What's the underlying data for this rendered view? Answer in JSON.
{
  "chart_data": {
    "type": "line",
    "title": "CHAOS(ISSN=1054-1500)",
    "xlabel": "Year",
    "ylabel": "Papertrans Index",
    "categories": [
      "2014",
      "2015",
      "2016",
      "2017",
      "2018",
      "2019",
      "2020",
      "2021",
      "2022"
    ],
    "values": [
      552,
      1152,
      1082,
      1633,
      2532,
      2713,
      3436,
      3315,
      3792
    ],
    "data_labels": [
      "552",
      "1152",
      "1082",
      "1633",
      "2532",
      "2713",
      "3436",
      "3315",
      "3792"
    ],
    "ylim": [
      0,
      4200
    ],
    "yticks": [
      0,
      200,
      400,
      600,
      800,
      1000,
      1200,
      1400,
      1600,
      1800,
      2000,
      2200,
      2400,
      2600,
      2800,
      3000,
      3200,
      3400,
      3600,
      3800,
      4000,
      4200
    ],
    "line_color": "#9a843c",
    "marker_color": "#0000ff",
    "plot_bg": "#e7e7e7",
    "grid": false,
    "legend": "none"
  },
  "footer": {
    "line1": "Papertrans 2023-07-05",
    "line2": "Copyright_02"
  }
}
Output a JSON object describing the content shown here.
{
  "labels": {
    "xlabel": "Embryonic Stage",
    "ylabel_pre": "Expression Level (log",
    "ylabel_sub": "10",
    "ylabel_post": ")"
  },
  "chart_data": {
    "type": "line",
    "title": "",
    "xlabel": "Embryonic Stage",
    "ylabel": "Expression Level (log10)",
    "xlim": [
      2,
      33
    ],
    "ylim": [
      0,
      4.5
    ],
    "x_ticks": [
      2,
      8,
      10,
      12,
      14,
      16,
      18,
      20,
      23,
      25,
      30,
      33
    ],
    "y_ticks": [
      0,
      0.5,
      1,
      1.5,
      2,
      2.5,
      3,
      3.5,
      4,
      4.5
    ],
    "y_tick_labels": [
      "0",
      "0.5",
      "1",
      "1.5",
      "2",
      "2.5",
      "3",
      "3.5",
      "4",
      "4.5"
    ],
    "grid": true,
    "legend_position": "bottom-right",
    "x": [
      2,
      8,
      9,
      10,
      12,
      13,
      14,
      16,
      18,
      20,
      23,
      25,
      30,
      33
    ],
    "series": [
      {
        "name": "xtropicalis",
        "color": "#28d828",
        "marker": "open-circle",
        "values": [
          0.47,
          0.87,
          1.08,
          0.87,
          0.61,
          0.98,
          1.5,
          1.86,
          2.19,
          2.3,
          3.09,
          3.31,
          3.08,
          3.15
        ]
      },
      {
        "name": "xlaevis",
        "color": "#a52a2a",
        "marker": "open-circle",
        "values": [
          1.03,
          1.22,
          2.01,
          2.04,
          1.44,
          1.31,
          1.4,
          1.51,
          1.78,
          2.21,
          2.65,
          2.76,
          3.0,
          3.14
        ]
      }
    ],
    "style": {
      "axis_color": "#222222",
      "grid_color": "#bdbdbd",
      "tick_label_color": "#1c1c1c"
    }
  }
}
====
- WHAT NEEDS TO BE DONE: Copy out all lines from the material above that contain the string "Expression".

- ANSWER TO THIS EXERCISE:
    "ylabel_pre": "Expression Level (log",
    "ylabel": "Expression Level (log10)",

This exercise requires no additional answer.